**GOAL**. Which lines of the records contain "Người"? Collect every one of them.

**RECORDS SHOWN**.

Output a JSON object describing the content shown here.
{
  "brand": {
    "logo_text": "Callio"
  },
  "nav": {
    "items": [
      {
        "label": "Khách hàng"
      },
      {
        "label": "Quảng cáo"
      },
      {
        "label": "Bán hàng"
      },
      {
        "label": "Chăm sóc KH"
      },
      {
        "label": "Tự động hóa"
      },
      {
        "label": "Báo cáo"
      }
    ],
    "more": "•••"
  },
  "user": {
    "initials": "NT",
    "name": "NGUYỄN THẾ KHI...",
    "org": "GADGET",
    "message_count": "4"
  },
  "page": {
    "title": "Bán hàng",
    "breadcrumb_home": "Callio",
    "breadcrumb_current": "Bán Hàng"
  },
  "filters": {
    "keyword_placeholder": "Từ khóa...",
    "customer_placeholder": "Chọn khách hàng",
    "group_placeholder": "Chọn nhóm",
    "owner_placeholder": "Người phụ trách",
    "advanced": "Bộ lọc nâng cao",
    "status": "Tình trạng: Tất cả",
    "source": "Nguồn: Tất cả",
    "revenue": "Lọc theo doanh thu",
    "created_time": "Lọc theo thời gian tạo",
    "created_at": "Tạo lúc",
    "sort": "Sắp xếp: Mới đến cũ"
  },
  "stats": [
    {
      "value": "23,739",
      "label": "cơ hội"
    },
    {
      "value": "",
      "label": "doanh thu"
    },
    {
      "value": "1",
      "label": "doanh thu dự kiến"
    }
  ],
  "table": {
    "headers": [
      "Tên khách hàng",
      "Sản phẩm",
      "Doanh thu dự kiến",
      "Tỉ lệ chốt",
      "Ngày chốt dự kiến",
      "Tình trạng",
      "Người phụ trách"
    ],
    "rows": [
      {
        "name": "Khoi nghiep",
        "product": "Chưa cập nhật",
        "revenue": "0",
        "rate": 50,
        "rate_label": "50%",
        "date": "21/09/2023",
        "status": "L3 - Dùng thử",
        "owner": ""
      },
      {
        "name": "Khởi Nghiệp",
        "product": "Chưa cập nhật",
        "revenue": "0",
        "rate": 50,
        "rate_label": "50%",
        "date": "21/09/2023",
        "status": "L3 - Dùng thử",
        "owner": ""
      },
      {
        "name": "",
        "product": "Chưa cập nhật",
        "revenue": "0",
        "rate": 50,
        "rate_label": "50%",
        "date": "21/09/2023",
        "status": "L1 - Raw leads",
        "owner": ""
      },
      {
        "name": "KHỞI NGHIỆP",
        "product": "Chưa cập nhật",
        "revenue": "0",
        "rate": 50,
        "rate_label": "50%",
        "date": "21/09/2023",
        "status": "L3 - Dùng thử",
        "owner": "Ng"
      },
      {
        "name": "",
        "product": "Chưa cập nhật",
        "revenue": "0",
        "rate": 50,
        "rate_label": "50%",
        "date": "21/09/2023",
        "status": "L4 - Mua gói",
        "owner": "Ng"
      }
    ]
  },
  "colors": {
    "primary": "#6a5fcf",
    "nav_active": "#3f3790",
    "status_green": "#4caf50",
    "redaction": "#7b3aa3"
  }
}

**WRITTEN SOLUTION**.
    "owner_placeholder": "Người phụ trách",
      "Người phụ trách"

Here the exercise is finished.